▶ Given request
Put every line of the data below into a Markdown table with the columns "Row" and "Text". Number the rows in order in "Row", put each line in "Text", and leave out blank lines.

▶ Annotations of page elements
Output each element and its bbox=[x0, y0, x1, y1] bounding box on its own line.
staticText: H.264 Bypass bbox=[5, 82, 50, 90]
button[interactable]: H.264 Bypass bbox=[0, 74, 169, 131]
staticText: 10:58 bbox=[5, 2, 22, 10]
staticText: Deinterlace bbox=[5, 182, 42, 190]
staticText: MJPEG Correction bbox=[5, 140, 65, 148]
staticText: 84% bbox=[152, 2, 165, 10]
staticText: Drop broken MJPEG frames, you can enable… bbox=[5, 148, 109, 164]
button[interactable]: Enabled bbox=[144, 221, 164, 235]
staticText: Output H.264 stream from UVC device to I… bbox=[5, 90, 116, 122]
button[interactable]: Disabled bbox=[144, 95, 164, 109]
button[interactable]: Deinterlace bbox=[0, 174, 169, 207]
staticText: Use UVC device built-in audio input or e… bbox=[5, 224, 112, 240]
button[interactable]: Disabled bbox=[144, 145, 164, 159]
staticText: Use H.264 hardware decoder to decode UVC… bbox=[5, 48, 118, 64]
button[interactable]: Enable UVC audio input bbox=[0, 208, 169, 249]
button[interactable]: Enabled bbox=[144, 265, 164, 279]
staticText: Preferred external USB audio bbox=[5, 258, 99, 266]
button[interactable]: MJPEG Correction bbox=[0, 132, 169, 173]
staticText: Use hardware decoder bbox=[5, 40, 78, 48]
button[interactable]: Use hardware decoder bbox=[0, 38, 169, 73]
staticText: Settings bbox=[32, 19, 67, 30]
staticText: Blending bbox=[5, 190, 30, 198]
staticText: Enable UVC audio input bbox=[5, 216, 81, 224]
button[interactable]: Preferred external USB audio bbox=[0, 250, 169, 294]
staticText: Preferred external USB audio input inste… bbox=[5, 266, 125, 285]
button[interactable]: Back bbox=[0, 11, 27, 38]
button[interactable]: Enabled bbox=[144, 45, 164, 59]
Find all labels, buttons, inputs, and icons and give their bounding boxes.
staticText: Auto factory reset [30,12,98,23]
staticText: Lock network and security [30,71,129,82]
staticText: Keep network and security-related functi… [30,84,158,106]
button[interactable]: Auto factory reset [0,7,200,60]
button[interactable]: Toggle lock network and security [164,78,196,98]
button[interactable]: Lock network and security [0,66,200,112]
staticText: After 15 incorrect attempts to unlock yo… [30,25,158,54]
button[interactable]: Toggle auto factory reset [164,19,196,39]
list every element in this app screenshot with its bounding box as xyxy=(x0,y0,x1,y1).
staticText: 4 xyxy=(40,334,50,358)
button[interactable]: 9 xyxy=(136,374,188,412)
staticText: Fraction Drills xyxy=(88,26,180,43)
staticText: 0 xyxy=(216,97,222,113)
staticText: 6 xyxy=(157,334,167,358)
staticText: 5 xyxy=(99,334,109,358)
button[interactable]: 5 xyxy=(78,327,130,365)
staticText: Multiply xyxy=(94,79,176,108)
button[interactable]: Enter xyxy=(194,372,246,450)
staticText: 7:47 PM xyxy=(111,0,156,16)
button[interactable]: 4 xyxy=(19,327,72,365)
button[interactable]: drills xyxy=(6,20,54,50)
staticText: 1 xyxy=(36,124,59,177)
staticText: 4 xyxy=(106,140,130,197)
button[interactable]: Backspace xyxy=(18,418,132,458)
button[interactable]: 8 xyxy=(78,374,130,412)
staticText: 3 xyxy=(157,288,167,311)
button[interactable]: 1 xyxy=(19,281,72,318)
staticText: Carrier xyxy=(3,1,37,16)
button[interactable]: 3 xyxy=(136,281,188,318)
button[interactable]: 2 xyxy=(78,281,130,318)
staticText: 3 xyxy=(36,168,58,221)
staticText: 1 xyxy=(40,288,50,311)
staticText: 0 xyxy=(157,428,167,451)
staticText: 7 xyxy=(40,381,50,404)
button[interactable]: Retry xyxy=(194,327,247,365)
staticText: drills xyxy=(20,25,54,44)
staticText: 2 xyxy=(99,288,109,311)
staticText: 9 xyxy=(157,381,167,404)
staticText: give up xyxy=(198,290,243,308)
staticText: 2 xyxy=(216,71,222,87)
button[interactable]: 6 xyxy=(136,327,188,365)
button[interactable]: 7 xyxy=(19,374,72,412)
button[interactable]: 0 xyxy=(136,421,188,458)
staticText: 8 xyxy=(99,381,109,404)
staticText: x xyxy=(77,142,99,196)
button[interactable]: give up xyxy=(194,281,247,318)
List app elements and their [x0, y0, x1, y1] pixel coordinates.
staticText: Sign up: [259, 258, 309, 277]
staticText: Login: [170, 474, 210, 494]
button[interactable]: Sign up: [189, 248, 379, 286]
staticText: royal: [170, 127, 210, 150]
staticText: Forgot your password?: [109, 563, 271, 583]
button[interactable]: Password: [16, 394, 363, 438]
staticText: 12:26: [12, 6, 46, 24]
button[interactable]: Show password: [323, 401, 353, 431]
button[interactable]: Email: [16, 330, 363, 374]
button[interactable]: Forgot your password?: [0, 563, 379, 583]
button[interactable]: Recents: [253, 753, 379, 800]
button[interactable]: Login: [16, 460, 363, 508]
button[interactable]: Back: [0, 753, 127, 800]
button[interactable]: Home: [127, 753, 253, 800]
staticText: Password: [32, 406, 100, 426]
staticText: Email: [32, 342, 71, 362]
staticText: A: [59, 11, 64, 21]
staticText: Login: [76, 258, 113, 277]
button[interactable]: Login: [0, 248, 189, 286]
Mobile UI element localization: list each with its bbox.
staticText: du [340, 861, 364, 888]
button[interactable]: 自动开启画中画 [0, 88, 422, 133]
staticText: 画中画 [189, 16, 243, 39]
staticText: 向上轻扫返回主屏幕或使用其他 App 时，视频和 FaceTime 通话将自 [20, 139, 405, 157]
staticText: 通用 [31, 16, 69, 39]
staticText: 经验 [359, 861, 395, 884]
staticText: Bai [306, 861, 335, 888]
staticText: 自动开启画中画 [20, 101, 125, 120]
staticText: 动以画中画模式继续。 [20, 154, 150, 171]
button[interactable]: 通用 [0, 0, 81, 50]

▶ Response to the exercise
| Row | Text |
|---|---|
| 1 | Output each element and its bbox=[x0, y0, x1, y1] bounding box on its own line. |
| 2 | staticText: H.264 Bypass bbox=[5, 82, 50, 90] |
| 3 | button[interactable]: H.264 Bypass bbox=[0, 74, 169, 131] |
| 4 | staticText: 10:58 bbox=[5, 2, 22, 10] |
| 5 | staticText: Deinterlace bbox=[5, 182, 42, 190] |
| 6 | staticText: MJPEG Correction bbox=[5, 140, 65, 148] |
| 7 | staticText: 84% bbox=[152, 2, 165, 10] |
| 8 | staticText: Drop broken MJPEG frames, you can enable… bbox=[5, 148, 109, 164] |
| 9 | button[interactable]: Enabled bbox=[144, 221, 164, 235] |
| 10 | staticText: Output H.264 stream from UVC device to I… bbox=[5, 90, 116, 122] |
| 11 | button[interactable]: Disabled bbox=[144, 95, 164, 109] |
| 12 | button[interactable]: Deinterlace bbox=[0, 174, 169, 207] |
| 13 | staticText: Use UVC device built-in audio input or e… bbox=[5, 224, 112, 240] |
| 14 | button[interactable]: Disabled bbox=[144, 145, 164, 159] |
| 15 | staticText: Use H.264 hardware decoder to decode UVC… bbox=[5, 48, 118, 64] |
| 16 | button[interactable]: Enable UVC audio input bbox=[0, 208, 169, 249] |
| 17 | button[interactable]: Enabled bbox=[144, 265, 164, 279] |
| 18 | staticText: Preferred external USB audio bbox=[5, 258, 99, 266] |
| 19 | button[interactable]: MJPEG Correction bbox=[0, 132, 169, 173] |
| 20 | staticText: Use hardware decoder bbox=[5, 40, 78, 48] |
| 21 | button[interactable]: Use hardware decoder bbox=[0, 38, 169, 73] |
| 22 | staticText: Settings bbox=[32, 19, 67, 30] |
| 23 | staticText: Blending bbox=[5, 190, 30, 198] |
| 24 | staticText: Enable UVC audio input bbox=[5, 216, 81, 224] |
| 25 | button[interactable]: Preferred external USB audio bbox=[0, 250, 169, 294] |
| 26 | staticText: Preferred external USB audio input inste… bbox=[5, 266, 125, 285] |
| 27 | button[interactable]: Back bbox=[0, 11, 27, 38] |
| 28 | button[interactable]: Enabled bbox=[144, 45, 164, 59] |
| 29 | Find all labels, buttons, inputs, and icons and give their bounding boxes. |
| 30 | staticText: Auto factory reset [30,12,98,23] |
| 31 | staticText: Lock network and security [30,71,129,82] |
| 32 | staticText: Keep network and security-related functi… [30,84,158,106] |
| 33 | button[interactable]: Auto factory reset [0,7,200,60] |
| 34 | button[interactable]: Toggle lock network and security [164,78,196,98] |
| 35 | button[interactable]: Lock network and security [0,66,200,112] |
| 36 | staticText: After 15 incorrect attempts to unlock yo… [30,25,158,54] |
| 37 | button[interactable]: Toggle auto factory reset [164,19,196,39] |
| 38 | list every element in this app screenshot with its bounding box as xyxy=(x0,y0,x1,y1). |
| 39 | staticText: 4 xyxy=(40,334,50,358) |
| 40 | button[interactable]: 9 xyxy=(136,374,188,412) |
| 41 | staticText: Fraction Drills xyxy=(88,26,180,43) |
| 42 | staticText: 0 xyxy=(216,97,222,113) |
| 43 | staticText: 6 xyxy=(157,334,167,358) |
| 44 | staticText: 5 xyxy=(99,334,109,358) |
| 45 | button[interactable]: 5 xyxy=(78,327,130,365) |
| 46 | staticText: Multiply xyxy=(94,79,176,108) |
| 47 | button[interactable]: Enter xyxy=(194,372,246,450) |
| 48 | staticText: 7:47 PM xyxy=(111,0,156,16) |
| 49 | button[interactable]: 4 xyxy=(19,327,72,365) |
| 50 | button[interactable]: drills xyxy=(6,20,54,50) |
| 51 | staticText: 1 xyxy=(36,124,59,177) |
| 52 | staticText: 4 xyxy=(106,140,130,197) |
| 53 | button[interactable]: Backspace xyxy=(18,418,132,458) |
| 54 | button[interactable]: 8 xyxy=(78,374,130,412) |
| 55 | staticText: 3 xyxy=(157,288,167,311) |
| 56 | button[interactable]: 1 xyxy=(19,281,72,318) |
| 57 | staticText: Carrier xyxy=(3,1,37,16) |
| 58 | button[interactable]: 3 xyxy=(136,281,188,318) |
| 59 | button[interactable]: 2 xyxy=(78,281,130,318) |
| 60 | staticText: 3 xyxy=(36,168,58,221) |
| 61 | staticText: 1 xyxy=(40,288,50,311) |
| 62 | staticText: 0 xyxy=(157,428,167,451) |
| 63 | staticText: 7 xyxy=(40,381,50,404) |
| 64 | button[interactable]: Retry xyxy=(194,327,247,365) |
| 65 | staticText: drills xyxy=(20,25,54,44) |
| 66 | staticText: 2 xyxy=(99,288,109,311) |
| 67 | staticText: 9 xyxy=(157,381,167,404) |
| 68 | staticText: give up xyxy=(198,290,243,308) |
| 69 | staticText: 2 xyxy=(216,71,222,87) |
| 70 | button[interactable]: 6 xyxy=(136,327,188,365) |
| 71 | button[interactable]: 7 xyxy=(19,374,72,412) |
| 72 | button[interactable]: 0 xyxy=(136,421,188,458) |
| 73 | staticText: 8 xyxy=(99,381,109,404) |
| 74 | staticText: x xyxy=(77,142,99,196) |
| 75 | button[interactable]: give up xyxy=(194,281,247,318) |
| 76 | List app elements and their [x0, y0, x1, y1] pixel coordinates. |
| 77 | staticText: Sign up: [259, 258, 309, 277] |
| 78 | staticText: Login: [170, 474, 210, 494] |
| 79 | button[interactable]: Sign up: [189, 248, 379, 286] |
| 80 | staticText: royal: [170, 127, 210, 150] |
| 81 | staticText: Forgot your password?: [109, 563, 271, 583] |
| 82 | button[interactable]: Password: [16, 394, 363, 438] |
| 83 | staticText: 12:26: [12, 6, 46, 24] |
| 84 | button[interactable]: Show password: [323, 401, 353, 431] |
| 85 | button[interactable]: Email: [16, 330, 363, 374] |
| 86 | button[interactable]: Forgot your password?: [0, 563, 379, 583] |
| 87 | button[interactable]: Recents: [253, 753, 379, 800] |
| 88 | button[interactable]: Login: [16, 460, 363, 508] |
| 89 | button[interactable]: Back: [0, 753, 127, 800] |
| 90 | button[interactable]: Home: [127, 753, 253, 800] |
| 91 | staticText: Password: [32, 406, 100, 426] |
| 92 | staticText: Email: [32, 342, 71, 362] |
| 93 | staticText: A: [59, 11, 64, 21] |
| 94 | staticText: Login: [76, 258, 113, 277] |
| 95 | button[interactable]: Login: [0, 248, 189, 286] |
| 96 | Mobile UI element localization: list each with its bbox. |
| 97 | staticText: du [340, 861, 364, 888] |
| 98 | button[interactable]: 自动开启画中画 [0, 88, 422, 133] |
| 99 | staticText: 画中画 [189, 16, 243, 39] |
| 100 | staticText: 向上轻扫返回主屏幕或使用其他 App 时，视频和 FaceTime 通话将自 [20, 139, 405, 157] |
| 101 | staticText: 通用 [31, 16, 69, 39] |
| 102 | staticText: 经验 [359, 861, 395, 884] |
| 103 | staticText: Bai [306, 861, 335, 888] |
| 104 | staticText: 自动开启画中画 [20, 101, 125, 120] |
| 105 | staticText: 动以画中画模式继续。 [20, 154, 150, 171] |
| 106 | button[interactable]: 通用 [0, 0, 81, 50] |